:: Task details ::
Pictures stay out of the copy; set down each line of the listing below exactly.

===== Supplied records

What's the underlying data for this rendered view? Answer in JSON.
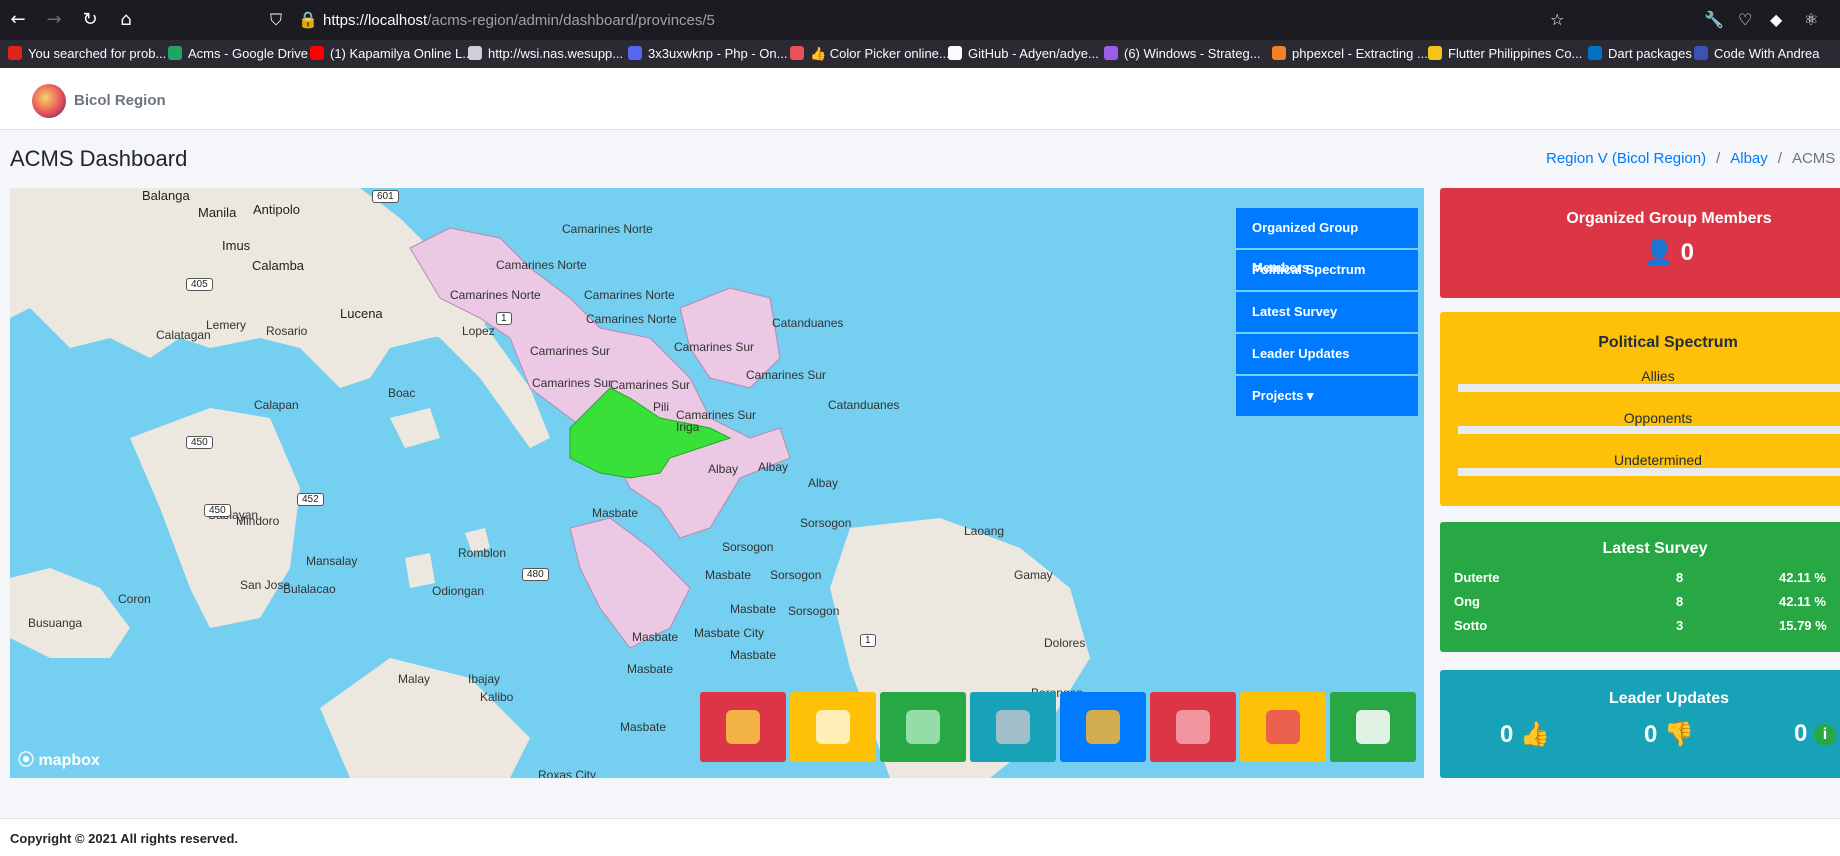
{
  "browser": {
    "url_host": "https://localhost",
    "url_path": "/acms-region/admin/dashboard/provinces/5",
    "bookmarks": [
      {
        "label": "You searched for prob...",
        "color": "#e2231a"
      },
      {
        "label": "Acms - Google Drive",
        "color": "#1fa463"
      },
      {
        "label": "(1) Kapamilya Online L...",
        "color": "#ff0000"
      },
      {
        "label": "http://wsi.nas.wesupp...",
        "color": "#cfcfd8"
      },
      {
        "label": "3x3uxwknp - Php - On...",
        "color": "#5865f2"
      },
      {
        "label": "👍 Color Picker online...",
        "color": "#e8505b"
      },
      {
        "label": "GitHub - Adyen/adye...",
        "color": "#fbfbfe"
      },
      {
        "label": "(6) Windows - Strateg...",
        "color": "#9b5de5"
      },
      {
        "label": "phpexcel - Extracting ...",
        "color": "#f48024"
      },
      {
        "label": "Flutter Philippines Co...",
        "color": "#f5c518"
      },
      {
        "label": "Dart packages",
        "color": "#0175c2"
      },
      {
        "label": "Code With Andrea",
        "color": "#3f51b5"
      }
    ]
  },
  "navbar": {
    "brand": "Bicol Region"
  },
  "page": {
    "title": "ACMS Dashboard",
    "breadcrumb": [
      "Region V (Bicol Region)",
      "Albay",
      "ACMS Da"
    ]
  },
  "map": {
    "menu": [
      "Organized Group Members",
      "Political Spectrum",
      "Latest Survey",
      "Leader Updates",
      "Projects ▾"
    ],
    "attribution": "mapbox",
    "labels": [
      {
        "text": "Balanga",
        "cls": "city"
      },
      {
        "text": "Manila",
        "cls": "city"
      },
      {
        "text": "Antipolo",
        "cls": "city"
      },
      {
        "text": "Imus",
        "cls": "city"
      },
      {
        "text": "Calamba",
        "cls": "city"
      },
      {
        "text": "Lucena",
        "cls": "city"
      },
      {
        "text": "Lemery",
        "cls": ""
      },
      {
        "text": "Rosario",
        "cls": ""
      },
      {
        "text": "Calatagan",
        "cls": ""
      },
      {
        "text": "Lopez",
        "cls": ""
      },
      {
        "text": "Calapan",
        "cls": ""
      },
      {
        "text": "Boac",
        "cls": ""
      },
      {
        "text": "Pili",
        "cls": ""
      },
      {
        "text": "Iriga",
        "cls": ""
      },
      {
        "text": "Sablayan",
        "cls": ""
      },
      {
        "text": "Mindoro",
        "cls": ""
      },
      {
        "text": "Mansalay",
        "cls": ""
      },
      {
        "text": "San Jose",
        "cls": ""
      },
      {
        "text": "Bulalacao",
        "cls": ""
      },
      {
        "text": "Coron",
        "cls": ""
      },
      {
        "text": "Busuanga",
        "cls": ""
      },
      {
        "text": "Odiongan",
        "cls": ""
      },
      {
        "text": "Romblon",
        "cls": ""
      },
      {
        "text": "Malay",
        "cls": ""
      },
      {
        "text": "Ibajay",
        "cls": ""
      },
      {
        "text": "Kalibo",
        "cls": ""
      },
      {
        "text": "Roxas City",
        "cls": ""
      },
      {
        "text": "Laoang",
        "cls": ""
      },
      {
        "text": "Gamay",
        "cls": ""
      },
      {
        "text": "Dolores",
        "cls": ""
      },
      {
        "text": "Borongan",
        "cls": ""
      },
      {
        "text": "Camarines Norte",
        "cls": ""
      },
      {
        "text": "Camarines Norte",
        "cls": ""
      },
      {
        "text": "Camarines Norte",
        "cls": ""
      },
      {
        "text": "Camarines Norte",
        "cls": ""
      },
      {
        "text": "Camarines Norte",
        "cls": ""
      },
      {
        "text": "Camarines Sur",
        "cls": ""
      },
      {
        "text": "Camarines Sur",
        "cls": ""
      },
      {
        "text": "Camarines Sur",
        "cls": ""
      },
      {
        "text": "Camarines Sur",
        "cls": ""
      },
      {
        "text": "Camarines Sur",
        "cls": ""
      },
      {
        "text": "Camarines Sur",
        "cls": ""
      },
      {
        "text": "Catanduanes",
        "cls": ""
      },
      {
        "text": "Catanduanes",
        "cls": ""
      },
      {
        "text": "Albay",
        "cls": ""
      },
      {
        "text": "Albay",
        "cls": ""
      },
      {
        "text": "Albay",
        "cls": ""
      },
      {
        "text": "Sorsogon",
        "cls": ""
      },
      {
        "text": "Sorsogon",
        "cls": ""
      },
      {
        "text": "Sorsogon",
        "cls": ""
      },
      {
        "text": "Sorsogon",
        "cls": ""
      },
      {
        "text": "Masbate",
        "cls": ""
      },
      {
        "text": "Masbate",
        "cls": ""
      },
      {
        "text": "Masbate",
        "cls": ""
      },
      {
        "text": "Masbate City",
        "cls": ""
      },
      {
        "text": "Masbate",
        "cls": ""
      },
      {
        "text": "Masbate",
        "cls": ""
      },
      {
        "text": "Masbate",
        "cls": ""
      },
      {
        "text": "Masbate",
        "cls": ""
      }
    ],
    "road_shields": [
      "601",
      "405",
      "450",
      "450",
      "452",
      "480",
      "1",
      "1"
    ],
    "tiles": [
      {
        "name": "map-pin-tile",
        "color": "#dc3545",
        "glyph": "#f7c948"
      },
      {
        "name": "government-building-tile",
        "color": "#ffc107",
        "glyph": "#fff7d6"
      },
      {
        "name": "chart-grid-tile",
        "color": "#28a745",
        "glyph": "#a8e6b8"
      },
      {
        "name": "tag-tile",
        "color": "#17a2b8",
        "glyph": "#b8c4cc"
      },
      {
        "name": "lightbulb-gear-tile",
        "color": "#007bff",
        "glyph": "#f7b731"
      },
      {
        "name": "ballot-box-tile",
        "color": "#dc3545",
        "glyph": "#f3a6ae"
      },
      {
        "name": "climber-tile",
        "color": "#ffc107",
        "glyph": "#e8505b"
      },
      {
        "name": "mountain-tile",
        "color": "#28a745",
        "glyph": "#ffffff"
      }
    ]
  },
  "cards": {
    "ogm": {
      "title": "Organized Group Members",
      "count": "0",
      "color": "#dc3545"
    },
    "spectrum": {
      "title": "Political Spectrum",
      "color": "#ffc107",
      "bars": [
        {
          "label": "Allies",
          "value": 0
        },
        {
          "label": "Opponents",
          "value": 0
        },
        {
          "label": "Undetermined",
          "value": 0
        }
      ]
    },
    "survey": {
      "title": "Latest Survey",
      "color": "#28a745",
      "rows": [
        {
          "name": "Duterte",
          "count": "8",
          "pct": "42.11 %"
        },
        {
          "name": "Ong",
          "count": "8",
          "pct": "42.11 %"
        },
        {
          "name": "Sotto",
          "count": "3",
          "pct": "15.79 %"
        }
      ]
    },
    "leader": {
      "title": "Leader Updates",
      "color": "#17a2b8",
      "items": [
        {
          "count": "0",
          "icon": "thumbs-up-icon"
        },
        {
          "count": "0",
          "icon": "thumbs-down-icon"
        },
        {
          "count": "0",
          "icon": "info-icon"
        }
      ]
    }
  },
  "footer": {
    "text": "Copyright © 2021 All rights reserved."
  }
}
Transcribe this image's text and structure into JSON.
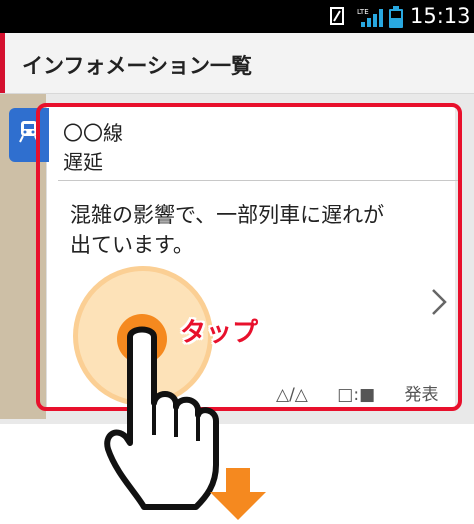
{
  "status_bar": {
    "time": "15:13",
    "network": "LTE",
    "icons": [
      "sim-icon",
      "lte-signal-icon",
      "battery-icon"
    ]
  },
  "header": {
    "title": "インフォメーション一覧",
    "accent_color": "#d4102e"
  },
  "info_item": {
    "category_icon": "train-icon",
    "line_name": "〇〇線",
    "status": "遅延",
    "message": "混雑の影響で、一部列車に遅れが出ています。",
    "time_placeholder": "△/△",
    "clock_placeholder": "□:■",
    "announced_label": "発表"
  },
  "annotation": {
    "tap_label": "タップ",
    "highlight_color": "#e8102c",
    "tap_color": "#f5891f"
  }
}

==========

:: Task response ::
What's the underlying data for this rendered view? Answer in JSON.
{
  "browser": {
    "url_host": "https://localhost",
    "url_path": "/acms-region/admin/dashboard/provinces/5",
    "bookmarks": [
      {
        "label": "You searched for prob...",
        "color": "#e2231a"
      },
      {
        "label": "Acms - Google Drive",
        "color": "#1fa463"
      },
      {
        "label": "(1) Kapamilya Online L...",
        "color": "#ff0000"
      },
      {
        "label": "http://wsi.nas.wesupp...",
        "color": "#cfcfd8"
      },
      {
        "label": "3x3uxwknp - Php - On...",
        "color": "#5865f2"
      },
      {
        "label": "👍 Color Picker online...",
        "color": "#e8505b"
      },
      {
        "label": "GitHub - Adyen/adye...",
        "color": "#fbfbfe"
      },
      {
        "label": "(6) Windows - Strateg...",
        "color": "#9b5de5"
      },
      {
        "label": "phpexcel - Extracting ...",
        "color": "#f48024"
      },
      {
        "label": "Flutter Philippines Co...",
        "color": "#f5c518"
      },
      {
        "label": "Dart packages",
        "color": "#0175c2"
      },
      {
        "label": "Code With Andrea",
        "color": "#3f51b5"
      }
    ]
  },
  "navbar": {
    "brand": "Bicol Region"
  },
  "page": {
    "title": "ACMS Dashboard",
    "breadcrumb": [
      "Region V (Bicol Region)",
      "Albay",
      "ACMS Da"
    ]
  },
  "map": {
    "menu": [
      "Organized Group Members",
      "Political Spectrum",
      "Latest Survey",
      "Leader Updates",
      "Projects ▾"
    ],
    "attribution": "mapbox",
    "labels": [
      {
        "text": "Balanga",
        "cls": "city"
      },
      {
        "text": "Manila",
        "cls": "city"
      },
      {
        "text": "Antipolo",
        "cls": "city"
      },
      {
        "text": "Imus",
        "cls": "city"
      },
      {
        "text": "Calamba",
        "cls": "city"
      },
      {
        "text": "Lucena",
        "cls": "city"
      },
      {
        "text": "Lemery",
        "cls": ""
      },
      {
        "text": "Rosario",
        "cls": ""
      },
      {
        "text": "Calatagan",
        "cls": ""
      },
      {
        "text": "Lopez",
        "cls": ""
      },
      {
        "text": "Calapan",
        "cls": ""
      },
      {
        "text": "Boac",
        "cls": ""
      },
      {
        "text": "Pili",
        "cls": ""
      },
      {
        "text": "Iriga",
        "cls": ""
      },
      {
        "text": "Sablayan",
        "cls": ""
      },
      {
        "text": "Mindoro",
        "cls": ""
      },
      {
        "text": "Mansalay",
        "cls": ""
      },
      {
        "text": "San Jose",
        "cls": ""
      },
      {
        "text": "Bulalacao",
        "cls": ""
      },
      {
        "text": "Coron",
        "cls": ""
      },
      {
        "text": "Busuanga",
        "cls": ""
      },
      {
        "text": "Odiongan",
        "cls": ""
      },
      {
        "text": "Romblon",
        "cls": ""
      },
      {
        "text": "Malay",
        "cls": ""
      },
      {
        "text": "Ibajay",
        "cls": ""
      },
      {
        "text": "Kalibo",
        "cls": ""
      },
      {
        "text": "Roxas City",
        "cls": ""
      },
      {
        "text": "Laoang",
        "cls": ""
      },
      {
        "text": "Gamay",
        "cls": ""
      },
      {
        "text": "Dolores",
        "cls": ""
      },
      {
        "text": "Borongan",
        "cls": ""
      },
      {
        "text": "Camarines Norte",
        "cls": ""
      },
      {
        "text": "Camarines Norte",
        "cls": ""
      },
      {
        "text": "Camarines Norte",
        "cls": ""
      },
      {
        "text": "Camarines Norte",
        "cls": ""
      },
      {
        "text": "Camarines Norte",
        "cls": ""
      },
      {
        "text": "Camarines Sur",
        "cls": ""
      },
      {
        "text": "Camarines Sur",
        "cls": ""
      },
      {
        "text": "Camarines Sur",
        "cls": ""
      },
      {
        "text": "Camarines Sur",
        "cls": ""
      },
      {
        "text": "Camarines Sur",
        "cls": ""
      },
      {
        "text": "Camarines Sur",
        "cls": ""
      },
      {
        "text": "Catanduanes",
        "cls": ""
      },
      {
        "text": "Catanduanes",
        "cls": ""
      },
      {
        "text": "Albay",
        "cls": ""
      },
      {
        "text": "Albay",
        "cls": ""
      },
      {
        "text": "Albay",
        "cls": ""
      },
      {
        "text": "Sorsogon",
        "cls": ""
      },
      {
        "text": "Sorsogon",
        "cls": ""
      },
      {
        "text": "Sorsogon",
        "cls": ""
      },
      {
        "text": "Sorsogon",
        "cls": ""
      },
      {
        "text": "Masbate",
        "cls": ""
      },
      {
        "text": "Masbate",
        "cls": ""
      },
      {
        "text": "Masbate",
        "cls": ""
      },
      {
        "text": "Masbate City",
        "cls": ""
      },
      {
        "text": "Masbate",
        "cls": ""
      },
      {
        "text": "Masbate",
        "cls": ""
      },
      {
        "text": "Masbate",
        "cls": ""
      },
      {
        "text": "Masbate",
        "cls": ""
      }
    ],
    "road_shields": [
      "601",
      "405",
      "450",
      "450",
      "452",
      "480",
      "1",
      "1"
    ],
    "tiles": [
      {
        "name": "map-pin-tile",
        "color": "#dc3545",
        "glyph": "#f7c948"
      },
      {
        "name": "government-building-tile",
        "color": "#ffc107",
        "glyph": "#fff7d6"
      },
      {
        "name": "chart-grid-tile",
        "color": "#28a745",
        "glyph": "#a8e6b8"
      },
      {
        "name": "tag-tile",
        "color": "#17a2b8",
        "glyph": "#b8c4cc"
      },
      {
        "name": "lightbulb-gear-tile",
        "color": "#007bff",
        "glyph": "#f7b731"
      },
      {
        "name": "ballot-box-tile",
        "color": "#dc3545",
        "glyph": "#f3a6ae"
      },
      {
        "name": "climber-tile",
        "color": "#ffc107",
        "glyph": "#e8505b"
      },
      {
        "name": "mountain-tile",
        "color": "#28a745",
        "glyph": "#ffffff"
      }
    ]
  },
  "cards": {
    "ogm": {
      "title": "Organized Group Members",
      "count": "0",
      "color": "#dc3545"
    },
    "spectrum": {
      "title": "Political Spectrum",
      "color": "#ffc107",
      "bars": [
        {
          "label": "Allies",
          "value": 0
        },
        {
          "label": "Opponents",
          "value": 0
        },
        {
          "label": "Undetermined",
          "value": 0
        }
      ]
    },
    "survey": {
      "title": "Latest Survey",
      "color": "#28a745",
      "rows": [
        {
          "name": "Duterte",
          "count": "8",
          "pct": "42.11 %"
        },
        {
          "name": "Ong",
          "count": "8",
          "pct": "42.11 %"
        },
        {
          "name": "Sotto",
          "count": "3",
          "pct": "15.79 %"
        }
      ]
    },
    "leader": {
      "title": "Leader Updates",
      "color": "#17a2b8",
      "items": [
        {
          "count": "0",
          "icon": "thumbs-up-icon"
        },
        {
          "count": "0",
          "icon": "thumbs-down-icon"
        },
        {
          "count": "0",
          "icon": "info-icon"
        }
      ]
    }
  },
  "footer": {
    "text": "Copyright © 2021 All rights reserved."
  }
}
Transcribe this image's text and structure into JSON.
{
  "status_bar": {
    "time": "15:13",
    "network": "LTE",
    "icons": [
      "sim-icon",
      "lte-signal-icon",
      "battery-icon"
    ]
  },
  "header": {
    "title": "インフォメーション一覧",
    "accent_color": "#d4102e"
  },
  "info_item": {
    "category_icon": "train-icon",
    "line_name": "〇〇線",
    "status": "遅延",
    "message": "混雑の影響で、一部列車に遅れが出ています。",
    "time_placeholder": "△/△",
    "clock_placeholder": "□:■",
    "announced_label": "発表"
  },
  "annotation": {
    "tap_label": "タップ",
    "highlight_color": "#e8102c",
    "tap_color": "#f5891f"
  }
}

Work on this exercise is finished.